━━━ DATA SHOWN ━━━

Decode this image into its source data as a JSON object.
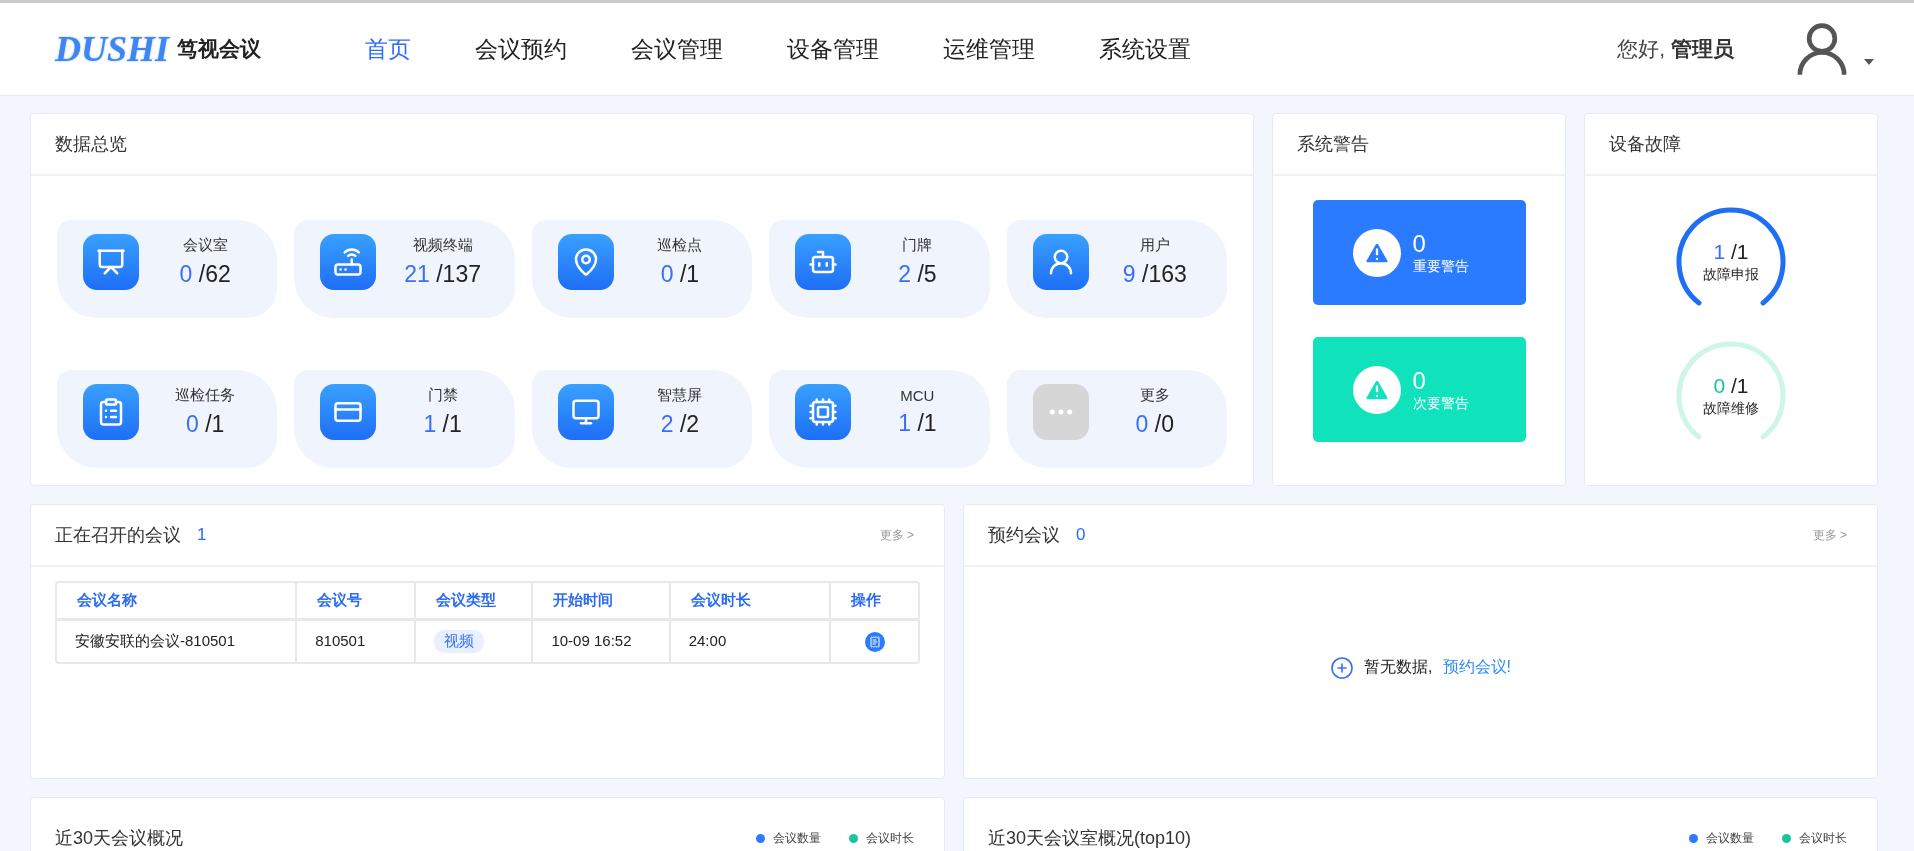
{
  "header": {
    "logo_mark": "DUSHI",
    "logo_text": "笃视会议",
    "nav": [
      {
        "label": "首页",
        "selected": true
      },
      {
        "label": "会议预约",
        "selected": false
      },
      {
        "label": "会议管理",
        "selected": false
      },
      {
        "label": "设备管理",
        "selected": false
      },
      {
        "label": "运维管理",
        "selected": false
      },
      {
        "label": "系统设置",
        "selected": false
      }
    ],
    "greeting": "您好,",
    "user": "管理员"
  },
  "overview": {
    "title": "数据总览",
    "stats": [
      {
        "kind": "room",
        "label": "会议室",
        "current": "0",
        "total": "/62"
      },
      {
        "kind": "terminal",
        "label": "视频终端",
        "current": "21",
        "total": "/137"
      },
      {
        "kind": "checkpoint",
        "label": "巡检点",
        "current": "0",
        "total": "/1"
      },
      {
        "kind": "doorplate",
        "label": "门牌",
        "current": "2",
        "total": "/5"
      },
      {
        "kind": "user",
        "label": "用户",
        "current": "9",
        "total": "/163"
      },
      {
        "kind": "task",
        "label": "巡检任务",
        "current": "0",
        "total": "/1"
      },
      {
        "kind": "access",
        "label": "门禁",
        "current": "1",
        "total": "/1"
      },
      {
        "kind": "screen",
        "label": "智慧屏",
        "current": "2",
        "total": "/2"
      },
      {
        "kind": "mcu",
        "label": "MCU",
        "current": "1",
        "total": "/1"
      },
      {
        "kind": "more",
        "label": "更多",
        "current": "0",
        "total": "/0"
      }
    ]
  },
  "alerts": {
    "title": "系统警告",
    "items": [
      {
        "color": "#2a7bff",
        "count": "0",
        "label": "重要警告"
      },
      {
        "color": "#10e2bb",
        "count": "0",
        "label": "次要警告"
      }
    ]
  },
  "faults": {
    "title": "设备故障",
    "items": [
      {
        "kind": "report",
        "color": "#1f6ff5",
        "current": "1",
        "total": "/1",
        "label": "故障申报"
      },
      {
        "kind": "repair",
        "color": "#cdf5e8",
        "current": "0",
        "total": "/1",
        "label": "故障维修"
      }
    ]
  },
  "ongoing": {
    "title": "正在召开的会议",
    "count": "1",
    "more": "更多 >",
    "columns": [
      "会议名称",
      "会议号",
      "会议类型",
      "开始时间",
      "会议时长",
      "操作"
    ],
    "rows": [
      {
        "name": "安徽安联的会议-810501",
        "number": "810501",
        "type": "视频",
        "start": "10-09 16:52",
        "duration": "24:00"
      }
    ]
  },
  "booked": {
    "title": "预约会议",
    "count": "0",
    "more": "更多 >",
    "empty_text": "暂无数据,",
    "empty_link": "预约会议!"
  },
  "charts": [
    {
      "title": "近30天会议概况",
      "legend": [
        {
          "label": "会议数量",
          "color": "#2a7bff"
        },
        {
          "label": "会议时长",
          "color": "#16c79a"
        }
      ]
    },
    {
      "title": "近30天会议室概况(top10)",
      "legend": [
        {
          "label": "会议数量",
          "color": "#2a7bff"
        },
        {
          "label": "会议时长",
          "color": "#16c79a"
        }
      ]
    }
  ]
}
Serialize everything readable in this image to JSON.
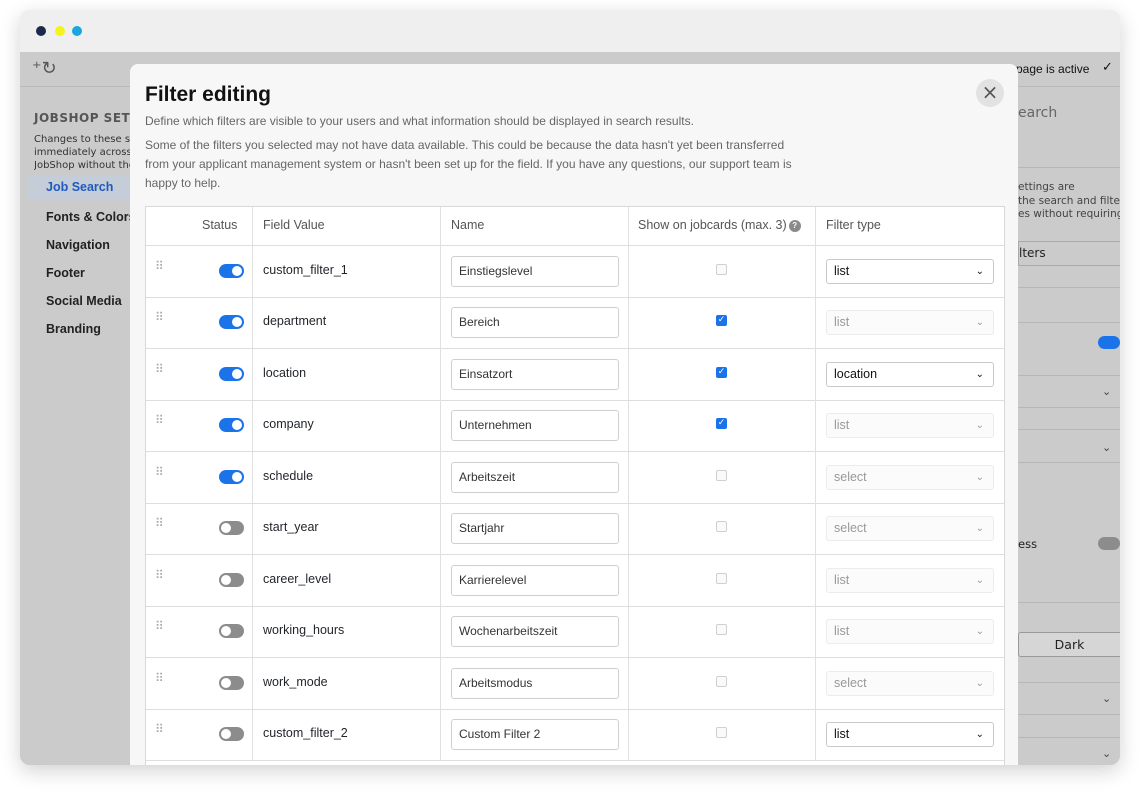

━━━

» **WRITTEN PROBLEM**: Reproduce each line of the entries in which the word "color" is found.

» **CORRECT ANSWER**:
        "color": "#2a7bff",
        "color": "#10e2bb",
        "color": "#1f6ff5",
        "color": "#cdf5e8",
          "color": "#2a7bff"
          "color": "#16c79a"
          "color": "#2a7bff"
          "color": "#16c79a"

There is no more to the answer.